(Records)
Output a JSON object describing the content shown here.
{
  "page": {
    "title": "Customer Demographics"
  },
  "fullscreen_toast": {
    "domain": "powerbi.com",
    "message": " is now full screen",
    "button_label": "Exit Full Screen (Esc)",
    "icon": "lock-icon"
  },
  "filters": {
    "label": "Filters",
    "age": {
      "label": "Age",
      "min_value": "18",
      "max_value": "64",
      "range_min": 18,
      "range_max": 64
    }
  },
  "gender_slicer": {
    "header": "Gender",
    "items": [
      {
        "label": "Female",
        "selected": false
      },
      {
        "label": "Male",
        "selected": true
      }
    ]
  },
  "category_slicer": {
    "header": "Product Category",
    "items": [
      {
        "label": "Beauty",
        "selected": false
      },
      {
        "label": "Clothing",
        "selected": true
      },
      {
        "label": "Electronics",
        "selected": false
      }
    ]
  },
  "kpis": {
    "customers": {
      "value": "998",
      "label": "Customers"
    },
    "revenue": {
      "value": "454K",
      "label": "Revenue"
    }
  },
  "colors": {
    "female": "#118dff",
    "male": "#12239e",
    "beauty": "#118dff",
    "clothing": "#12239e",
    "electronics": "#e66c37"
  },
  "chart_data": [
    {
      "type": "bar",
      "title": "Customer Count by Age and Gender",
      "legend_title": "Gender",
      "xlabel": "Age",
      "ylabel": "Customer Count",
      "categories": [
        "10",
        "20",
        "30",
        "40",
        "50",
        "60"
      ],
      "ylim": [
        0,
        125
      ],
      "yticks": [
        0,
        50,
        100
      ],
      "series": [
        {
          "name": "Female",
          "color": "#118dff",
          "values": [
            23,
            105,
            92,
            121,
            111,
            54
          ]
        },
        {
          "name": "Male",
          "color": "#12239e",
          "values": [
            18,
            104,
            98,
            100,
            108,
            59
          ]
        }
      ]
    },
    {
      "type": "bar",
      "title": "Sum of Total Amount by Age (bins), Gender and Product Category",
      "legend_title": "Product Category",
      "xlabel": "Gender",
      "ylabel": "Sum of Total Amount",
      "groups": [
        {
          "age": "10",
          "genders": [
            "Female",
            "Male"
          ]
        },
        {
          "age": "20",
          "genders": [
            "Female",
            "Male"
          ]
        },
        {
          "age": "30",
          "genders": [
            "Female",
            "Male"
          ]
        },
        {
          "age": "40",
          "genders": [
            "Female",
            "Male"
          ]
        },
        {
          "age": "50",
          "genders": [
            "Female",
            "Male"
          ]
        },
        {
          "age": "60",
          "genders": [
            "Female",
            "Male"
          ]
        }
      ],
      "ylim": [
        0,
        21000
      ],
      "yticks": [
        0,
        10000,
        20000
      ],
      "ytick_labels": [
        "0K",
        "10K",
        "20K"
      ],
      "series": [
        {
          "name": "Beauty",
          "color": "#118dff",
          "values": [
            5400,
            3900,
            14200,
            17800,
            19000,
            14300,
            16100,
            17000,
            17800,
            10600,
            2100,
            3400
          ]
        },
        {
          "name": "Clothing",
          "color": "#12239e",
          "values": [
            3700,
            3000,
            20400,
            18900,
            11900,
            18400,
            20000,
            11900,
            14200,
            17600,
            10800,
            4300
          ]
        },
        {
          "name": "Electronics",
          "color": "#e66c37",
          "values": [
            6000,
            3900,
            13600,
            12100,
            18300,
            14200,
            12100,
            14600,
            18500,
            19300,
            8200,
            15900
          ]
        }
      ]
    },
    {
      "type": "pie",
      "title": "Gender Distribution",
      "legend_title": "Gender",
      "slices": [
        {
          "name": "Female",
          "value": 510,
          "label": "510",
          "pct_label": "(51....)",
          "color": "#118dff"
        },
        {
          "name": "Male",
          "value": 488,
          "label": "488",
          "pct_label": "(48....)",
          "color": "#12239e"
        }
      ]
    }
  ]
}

EXERCISE REQUIREMENTS >>
Say how many lines of the listing above contain "name", with no other words.

WRITTEN RESPONSE >>
7